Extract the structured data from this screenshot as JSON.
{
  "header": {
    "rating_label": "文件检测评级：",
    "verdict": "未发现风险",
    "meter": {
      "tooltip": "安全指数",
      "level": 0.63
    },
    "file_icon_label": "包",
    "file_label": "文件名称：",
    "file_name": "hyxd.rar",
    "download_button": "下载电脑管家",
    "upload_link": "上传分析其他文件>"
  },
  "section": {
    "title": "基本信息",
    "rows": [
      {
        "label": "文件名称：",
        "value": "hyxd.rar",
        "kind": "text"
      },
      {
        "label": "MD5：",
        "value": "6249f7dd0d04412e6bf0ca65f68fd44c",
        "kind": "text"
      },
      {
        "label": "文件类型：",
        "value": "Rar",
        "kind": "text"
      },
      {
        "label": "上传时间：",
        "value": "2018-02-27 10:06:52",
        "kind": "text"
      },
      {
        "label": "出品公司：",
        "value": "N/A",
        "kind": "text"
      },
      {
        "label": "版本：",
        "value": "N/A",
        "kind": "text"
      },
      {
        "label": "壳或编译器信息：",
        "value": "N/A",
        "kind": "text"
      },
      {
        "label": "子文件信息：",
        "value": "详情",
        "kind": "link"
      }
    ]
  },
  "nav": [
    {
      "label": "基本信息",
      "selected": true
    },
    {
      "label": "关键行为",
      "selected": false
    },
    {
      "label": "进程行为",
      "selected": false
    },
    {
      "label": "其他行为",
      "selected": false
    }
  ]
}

= = = =

Copy every record exactly as presented.

**Solved problem:**
Extract the structured data from this screenshot as JSON.
{
  "header": {
    "rating_label": "文件检测评级：",
    "verdict": "未发现风险",
    "meter": {
      "tooltip": "安全指数",
      "level": 0.63
    },
    "file_icon_label": "包",
    "file_label": "文件名称：",
    "file_name": "hyxd.rar",
    "download_button": "下载电脑管家",
    "upload_link": "上传分析其他文件>"
  },
  "section": {
    "title": "基本信息",
    "rows": [
      {
        "label": "文件名称：",
        "value": "hyxd.rar",
        "kind": "text"
      },
      {
        "label": "MD5：",
        "value": "6249f7dd0d04412e6bf0ca65f68fd44c",
        "kind": "text"
      },
      {
        "label": "文件类型：",
        "value": "Rar",
        "kind": "text"
      },
      {
        "label": "上传时间：",
        "value": "2018-02-27 10:06:52",
        "kind": "text"
      },
      {
        "label": "出品公司：",
        "value": "N/A",
        "kind": "text"
      },
      {
        "label": "版本：",
        "value": "N/A",
        "kind": "text"
      },
      {
        "label": "壳或编译器信息：",
        "value": "N/A",
        "kind": "text"
      },
      {
        "label": "子文件信息：",
        "value": "详情",
        "kind": "link"
      }
    ]
  },
  "nav": [
    {
      "label": "基本信息",
      "selected": true
    },
    {
      "label": "关键行为",
      "selected": false
    },
    {
      "label": "进程行为",
      "selected": false
    },
    {
      "label": "其他行为",
      "selected": false
    }
  ]
}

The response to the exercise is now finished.